EXERCISE DIRECTIONS:
Read the lines that follow and pick out every one containing the word "ТГПУ".

Stored data entries:
━━━
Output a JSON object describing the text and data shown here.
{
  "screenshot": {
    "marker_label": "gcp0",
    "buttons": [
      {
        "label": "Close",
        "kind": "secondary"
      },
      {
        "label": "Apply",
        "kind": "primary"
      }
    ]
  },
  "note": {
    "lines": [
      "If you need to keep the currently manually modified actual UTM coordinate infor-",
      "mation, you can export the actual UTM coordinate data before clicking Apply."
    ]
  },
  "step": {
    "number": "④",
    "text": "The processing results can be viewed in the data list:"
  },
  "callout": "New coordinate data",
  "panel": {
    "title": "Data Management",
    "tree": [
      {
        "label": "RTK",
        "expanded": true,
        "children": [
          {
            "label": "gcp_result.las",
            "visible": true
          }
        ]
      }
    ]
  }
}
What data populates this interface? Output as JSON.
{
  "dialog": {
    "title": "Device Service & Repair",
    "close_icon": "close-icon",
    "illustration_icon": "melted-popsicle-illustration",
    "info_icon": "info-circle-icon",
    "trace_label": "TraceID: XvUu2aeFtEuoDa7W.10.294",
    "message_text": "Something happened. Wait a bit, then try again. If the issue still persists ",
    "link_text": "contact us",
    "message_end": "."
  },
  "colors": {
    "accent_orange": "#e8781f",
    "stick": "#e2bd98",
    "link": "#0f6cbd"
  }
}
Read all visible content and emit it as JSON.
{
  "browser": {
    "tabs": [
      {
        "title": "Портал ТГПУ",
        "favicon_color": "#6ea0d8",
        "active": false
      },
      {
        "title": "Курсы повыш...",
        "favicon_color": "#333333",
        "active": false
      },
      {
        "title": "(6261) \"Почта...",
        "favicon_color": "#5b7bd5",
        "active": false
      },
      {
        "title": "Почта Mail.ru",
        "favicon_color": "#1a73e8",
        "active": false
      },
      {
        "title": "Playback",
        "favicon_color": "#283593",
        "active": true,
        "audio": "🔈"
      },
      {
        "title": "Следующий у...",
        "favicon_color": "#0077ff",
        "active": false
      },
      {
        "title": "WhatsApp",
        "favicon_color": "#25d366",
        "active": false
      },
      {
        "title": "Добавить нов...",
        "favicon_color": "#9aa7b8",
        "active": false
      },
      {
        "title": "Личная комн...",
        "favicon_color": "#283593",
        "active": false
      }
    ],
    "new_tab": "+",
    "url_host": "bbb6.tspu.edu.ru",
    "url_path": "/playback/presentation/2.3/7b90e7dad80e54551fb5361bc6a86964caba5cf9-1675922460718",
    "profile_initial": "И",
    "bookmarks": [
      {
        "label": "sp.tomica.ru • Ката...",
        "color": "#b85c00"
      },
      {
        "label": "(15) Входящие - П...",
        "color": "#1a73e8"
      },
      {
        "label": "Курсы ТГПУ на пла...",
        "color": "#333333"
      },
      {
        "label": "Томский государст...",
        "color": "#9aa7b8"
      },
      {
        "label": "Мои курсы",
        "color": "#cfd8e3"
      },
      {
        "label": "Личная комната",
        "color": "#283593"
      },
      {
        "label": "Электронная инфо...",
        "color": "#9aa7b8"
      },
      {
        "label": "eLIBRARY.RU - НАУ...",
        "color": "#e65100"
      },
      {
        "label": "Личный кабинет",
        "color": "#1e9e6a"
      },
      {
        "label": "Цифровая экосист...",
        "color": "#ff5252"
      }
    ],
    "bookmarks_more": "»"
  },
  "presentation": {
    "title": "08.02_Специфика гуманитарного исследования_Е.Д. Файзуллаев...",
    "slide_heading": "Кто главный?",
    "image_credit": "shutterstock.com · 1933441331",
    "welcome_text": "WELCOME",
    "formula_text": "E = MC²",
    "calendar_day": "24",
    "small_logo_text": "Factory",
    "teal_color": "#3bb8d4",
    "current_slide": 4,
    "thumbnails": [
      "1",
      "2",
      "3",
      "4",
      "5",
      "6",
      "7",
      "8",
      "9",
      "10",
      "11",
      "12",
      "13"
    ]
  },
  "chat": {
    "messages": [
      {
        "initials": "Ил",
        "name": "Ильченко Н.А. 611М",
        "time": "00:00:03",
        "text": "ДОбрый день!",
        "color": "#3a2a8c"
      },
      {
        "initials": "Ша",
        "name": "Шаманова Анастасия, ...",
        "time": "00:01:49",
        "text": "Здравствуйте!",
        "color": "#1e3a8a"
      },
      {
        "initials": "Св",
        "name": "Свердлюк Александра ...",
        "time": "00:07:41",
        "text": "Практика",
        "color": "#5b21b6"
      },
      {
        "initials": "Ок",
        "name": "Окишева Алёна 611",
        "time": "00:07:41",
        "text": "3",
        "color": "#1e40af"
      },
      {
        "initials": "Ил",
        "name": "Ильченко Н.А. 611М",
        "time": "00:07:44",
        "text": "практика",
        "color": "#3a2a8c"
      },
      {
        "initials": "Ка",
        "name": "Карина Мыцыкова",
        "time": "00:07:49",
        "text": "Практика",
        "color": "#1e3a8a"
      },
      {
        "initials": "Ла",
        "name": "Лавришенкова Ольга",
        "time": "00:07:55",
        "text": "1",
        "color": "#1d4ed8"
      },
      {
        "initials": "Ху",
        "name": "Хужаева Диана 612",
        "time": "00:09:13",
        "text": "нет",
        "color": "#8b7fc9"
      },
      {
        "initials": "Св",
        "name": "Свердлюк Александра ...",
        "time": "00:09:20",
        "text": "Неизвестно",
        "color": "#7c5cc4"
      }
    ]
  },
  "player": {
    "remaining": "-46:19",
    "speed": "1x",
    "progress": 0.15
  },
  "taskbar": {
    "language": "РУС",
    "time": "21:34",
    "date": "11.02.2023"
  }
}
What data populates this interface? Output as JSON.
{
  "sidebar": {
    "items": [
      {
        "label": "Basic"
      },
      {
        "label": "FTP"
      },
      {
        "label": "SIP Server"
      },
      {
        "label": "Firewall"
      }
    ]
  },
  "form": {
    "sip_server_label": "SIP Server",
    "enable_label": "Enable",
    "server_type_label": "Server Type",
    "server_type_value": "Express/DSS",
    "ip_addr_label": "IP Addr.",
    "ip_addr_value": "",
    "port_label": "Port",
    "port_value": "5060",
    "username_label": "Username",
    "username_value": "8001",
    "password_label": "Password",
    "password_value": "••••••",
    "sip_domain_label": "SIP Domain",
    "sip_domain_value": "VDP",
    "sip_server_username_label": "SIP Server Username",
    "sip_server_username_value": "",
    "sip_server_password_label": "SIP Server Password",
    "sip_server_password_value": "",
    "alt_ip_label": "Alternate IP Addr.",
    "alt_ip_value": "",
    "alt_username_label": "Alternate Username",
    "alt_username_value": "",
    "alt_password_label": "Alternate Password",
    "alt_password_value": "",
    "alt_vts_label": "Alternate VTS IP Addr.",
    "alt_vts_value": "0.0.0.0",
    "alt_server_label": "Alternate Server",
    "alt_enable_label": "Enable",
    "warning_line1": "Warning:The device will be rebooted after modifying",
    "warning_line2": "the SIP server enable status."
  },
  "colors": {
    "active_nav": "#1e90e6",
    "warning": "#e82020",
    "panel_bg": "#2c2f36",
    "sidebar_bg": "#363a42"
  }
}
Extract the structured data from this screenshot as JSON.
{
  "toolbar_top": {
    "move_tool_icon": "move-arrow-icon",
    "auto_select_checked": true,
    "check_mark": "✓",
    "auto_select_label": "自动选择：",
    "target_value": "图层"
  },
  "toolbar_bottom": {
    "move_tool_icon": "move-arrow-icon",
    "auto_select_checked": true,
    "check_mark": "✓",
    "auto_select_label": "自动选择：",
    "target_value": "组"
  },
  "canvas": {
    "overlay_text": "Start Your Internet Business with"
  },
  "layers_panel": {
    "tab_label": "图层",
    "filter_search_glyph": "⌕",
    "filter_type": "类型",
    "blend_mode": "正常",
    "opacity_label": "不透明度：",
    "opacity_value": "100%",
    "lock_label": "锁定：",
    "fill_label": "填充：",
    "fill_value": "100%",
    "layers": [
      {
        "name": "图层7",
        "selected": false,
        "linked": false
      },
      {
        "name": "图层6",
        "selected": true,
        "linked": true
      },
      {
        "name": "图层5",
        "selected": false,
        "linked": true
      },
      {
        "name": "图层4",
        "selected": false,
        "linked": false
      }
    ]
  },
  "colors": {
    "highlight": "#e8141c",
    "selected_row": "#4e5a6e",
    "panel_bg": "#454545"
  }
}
━━━
SOLUTION TO THIS EXERCISE:
        "title": "Портал ТГПУ",
        "label": "Курсы ТГПУ на пла...",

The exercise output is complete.